Short problem => Write the entries below out again exactly; any picture in them stays out.

——————————

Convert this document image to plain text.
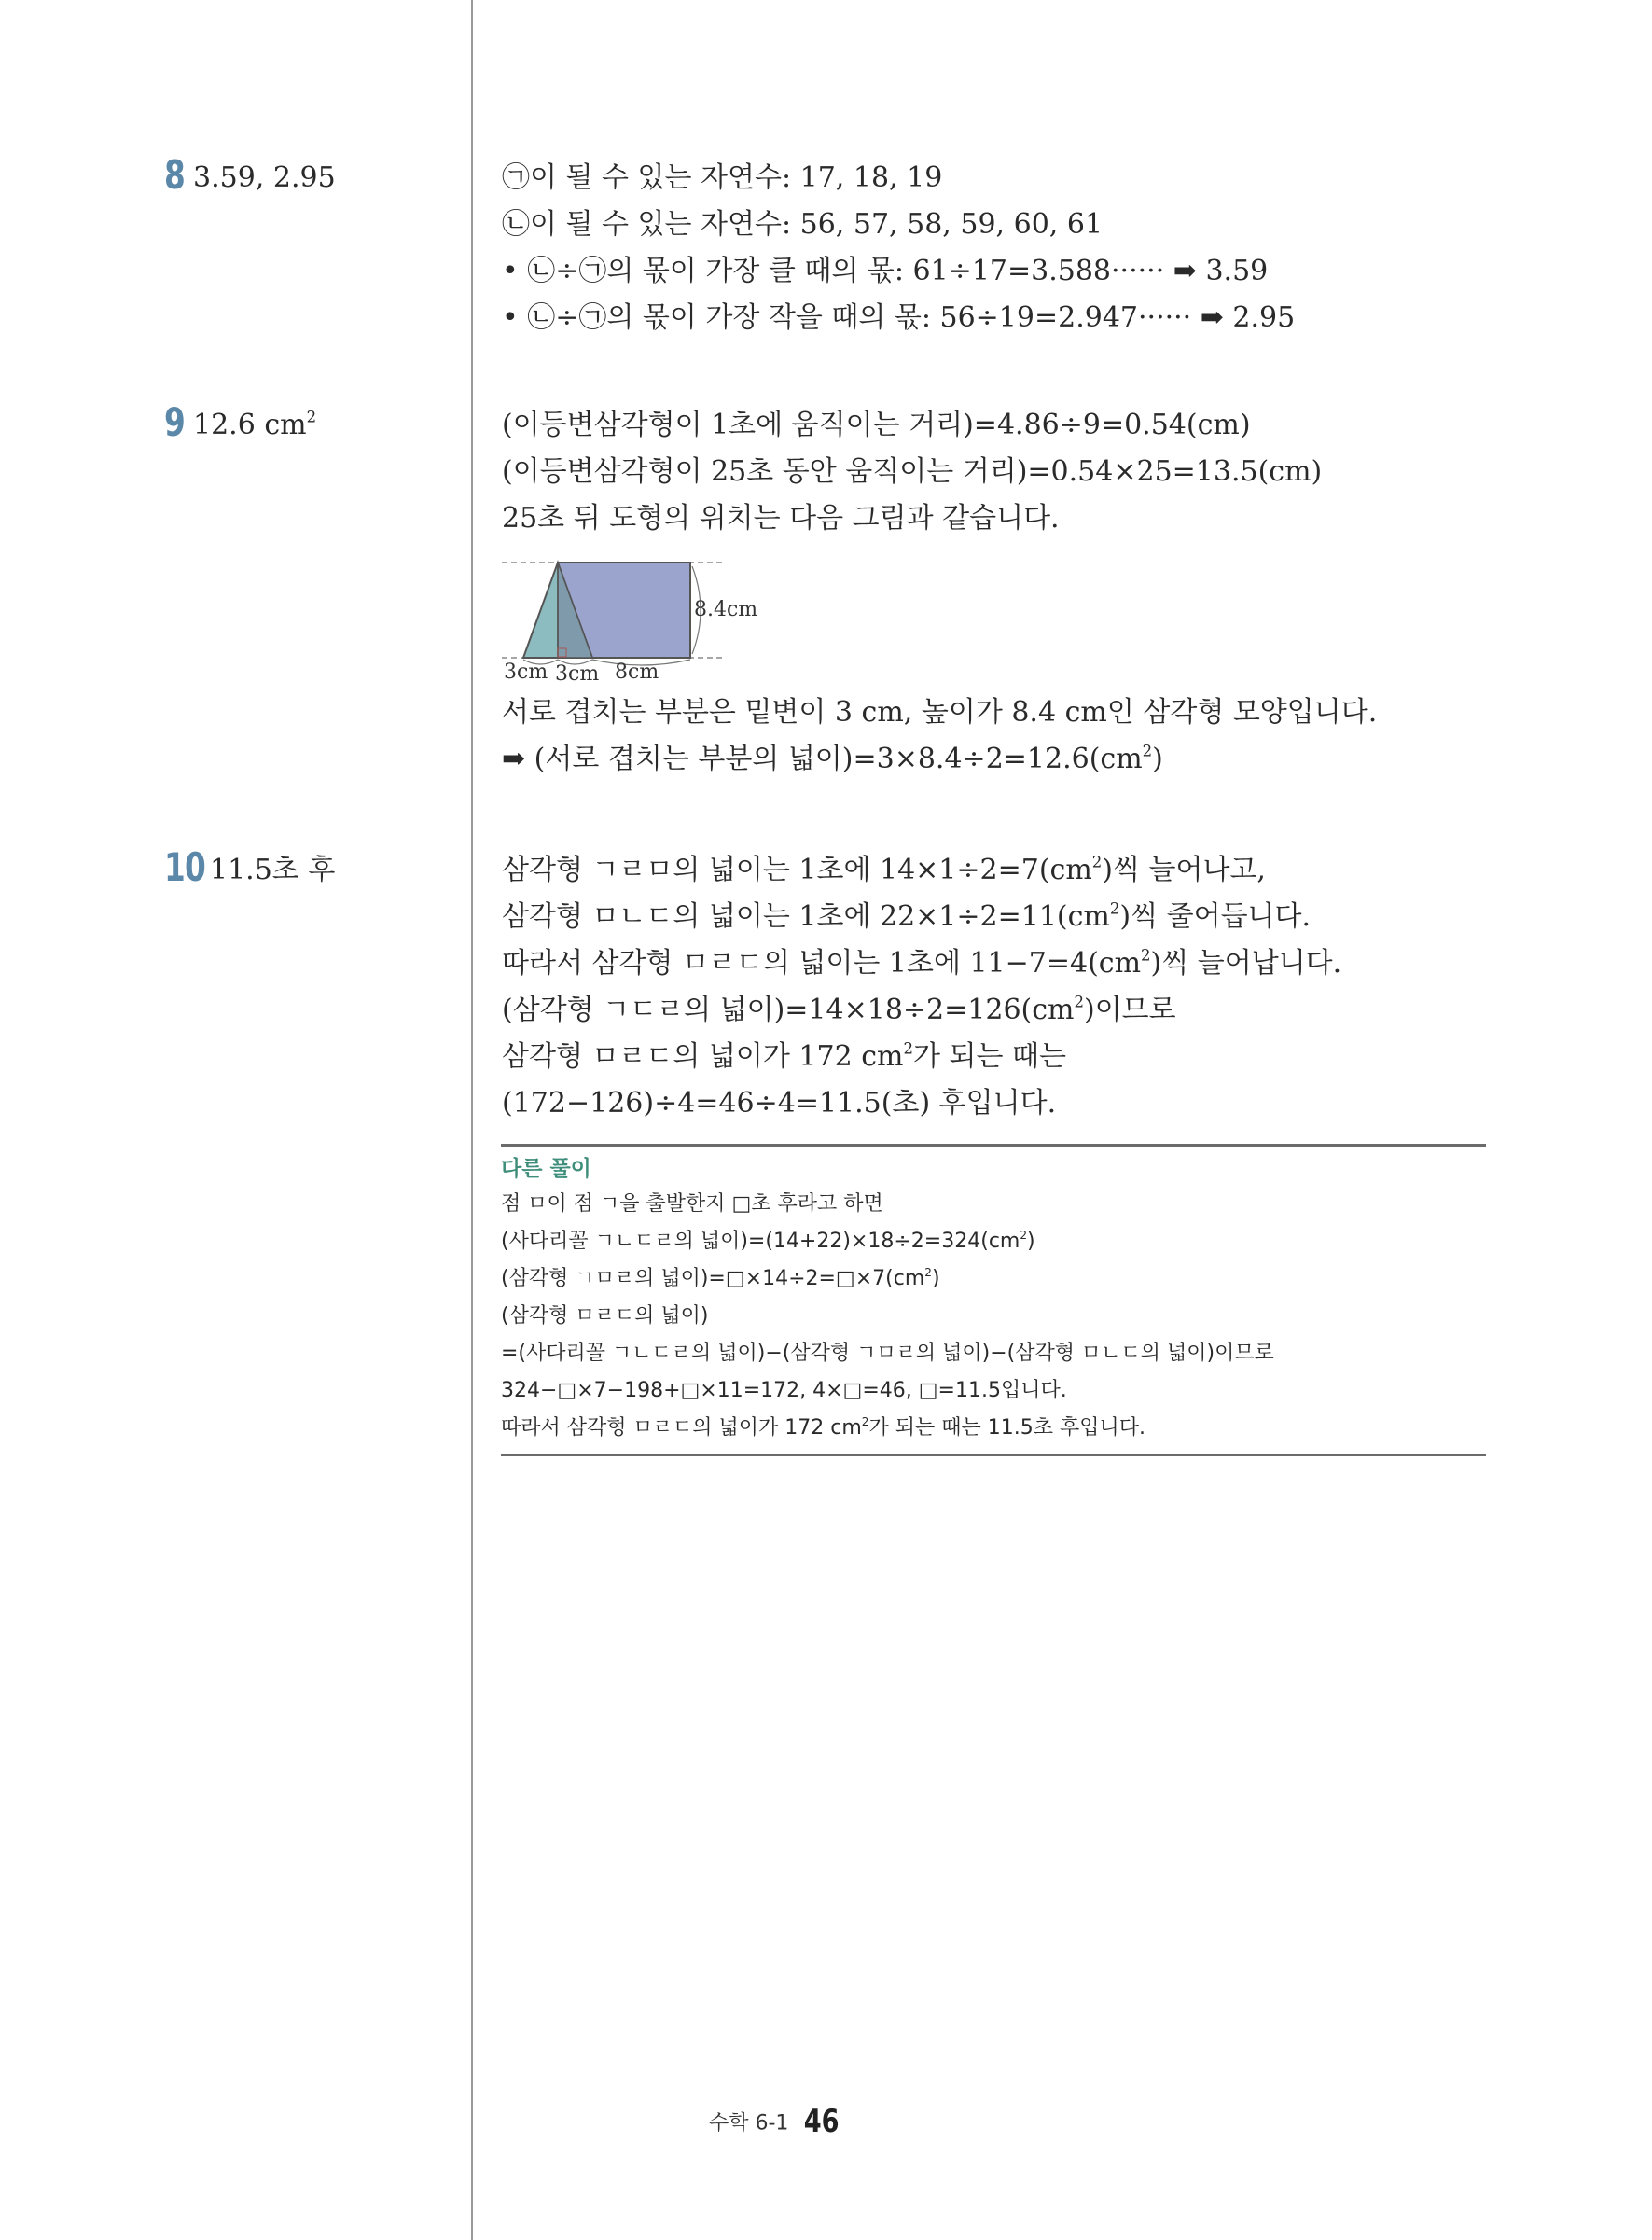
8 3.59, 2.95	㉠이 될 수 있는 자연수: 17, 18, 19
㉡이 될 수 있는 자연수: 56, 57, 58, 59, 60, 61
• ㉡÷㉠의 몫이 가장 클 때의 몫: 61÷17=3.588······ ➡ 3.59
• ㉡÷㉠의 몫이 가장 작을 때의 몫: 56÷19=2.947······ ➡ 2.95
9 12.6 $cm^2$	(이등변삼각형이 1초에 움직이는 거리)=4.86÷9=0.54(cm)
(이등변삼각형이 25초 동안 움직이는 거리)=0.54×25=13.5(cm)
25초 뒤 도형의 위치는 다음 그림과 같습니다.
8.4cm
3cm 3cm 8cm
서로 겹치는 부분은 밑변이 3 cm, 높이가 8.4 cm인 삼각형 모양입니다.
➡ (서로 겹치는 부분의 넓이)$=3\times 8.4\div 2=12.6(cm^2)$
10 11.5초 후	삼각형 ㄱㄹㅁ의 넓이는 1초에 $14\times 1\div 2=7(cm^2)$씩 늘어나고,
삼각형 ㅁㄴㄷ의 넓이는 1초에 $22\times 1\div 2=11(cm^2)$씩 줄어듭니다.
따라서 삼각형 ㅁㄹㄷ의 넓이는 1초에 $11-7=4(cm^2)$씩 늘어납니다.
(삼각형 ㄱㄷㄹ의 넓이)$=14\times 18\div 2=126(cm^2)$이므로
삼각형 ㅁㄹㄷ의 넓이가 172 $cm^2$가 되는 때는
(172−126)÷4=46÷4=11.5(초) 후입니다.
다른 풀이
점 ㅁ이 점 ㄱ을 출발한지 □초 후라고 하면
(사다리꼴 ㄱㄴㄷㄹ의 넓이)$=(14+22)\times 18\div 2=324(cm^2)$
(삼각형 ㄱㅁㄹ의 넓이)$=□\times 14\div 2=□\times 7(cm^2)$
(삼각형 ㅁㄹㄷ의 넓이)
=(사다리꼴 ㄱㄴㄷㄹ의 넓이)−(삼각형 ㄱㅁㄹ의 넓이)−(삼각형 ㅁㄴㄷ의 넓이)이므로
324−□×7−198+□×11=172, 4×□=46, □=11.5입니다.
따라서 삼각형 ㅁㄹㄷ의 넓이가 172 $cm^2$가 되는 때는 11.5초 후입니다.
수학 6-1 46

——————————

Solution below =>
Convert this document image to plain text.
8 3.59, 2.95	㉠이 될 수 있는 자연수: 17, 18, 19
㉡이 될 수 있는 자연수: 56, 57, 58, 59, 60, 61
• ㉡÷㉠의 몫이 가장 클 때의 몫: 61÷17=3.588······ ➡ 3.59
• ㉡÷㉠의 몫이 가장 작을 때의 몫: 56÷19=2.947······ ➡ 2.95
9 12.6 $cm^2$	(이등변삼각형이 1초에 움직이는 거리)=4.86÷9=0.54(cm)
(이등변삼각형이 25초 동안 움직이는 거리)=0.54×25=13.5(cm)
25초 뒤 도형의 위치는 다음 그림과 같습니다.
8.4cm
3cm 3cm 8cm
서로 겹치는 부분은 밑변이 3 cm, 높이가 8.4 cm인 삼각형 모양입니다.
➡ (서로 겹치는 부분의 넓이)$=3\times 8.4\div 2=12.6(cm^2)$
10 11.5초 후	삼각형 ㄱㄹㅁ의 넓이는 1초에 $14\times 1\div 2=7(cm^2)$씩 늘어나고,
삼각형 ㅁㄴㄷ의 넓이는 1초에 $22\times 1\div 2=11(cm^2)$씩 줄어듭니다.
따라서 삼각형 ㅁㄹㄷ의 넓이는 1초에 $11-7=4(cm^2)$씩 늘어납니다.
(삼각형 ㄱㄷㄹ의 넓이)$=14\times 18\div 2=126(cm^2)$이므로
삼각형 ㅁㄹㄷ의 넓이가 172 $cm^2$가 되는 때는
(172−126)÷4=46÷4=11.5(초) 후입니다.
다른 풀이
점 ㅁ이 점 ㄱ을 출발한지 □초 후라고 하면
(사다리꼴 ㄱㄴㄷㄹ의 넓이)$=(14+22)\times 18\div 2=324(cm^2)$
(삼각형 ㄱㅁㄹ의 넓이)$=□\times 14\div 2=□\times 7(cm^2)$
(삼각형 ㅁㄹㄷ의 넓이)
=(사다리꼴 ㄱㄴㄷㄹ의 넓이)−(삼각형 ㄱㅁㄹ의 넓이)−(삼각형 ㅁㄴㄷ의 넓이)이므로
324−□×7−198+□×11=172, 4×□=46, □=11.5입니다.
따라서 삼각형 ㅁㄹㄷ의 넓이가 172 $cm^2$가 되는 때는 11.5초 후입니다.
수학 6-1 46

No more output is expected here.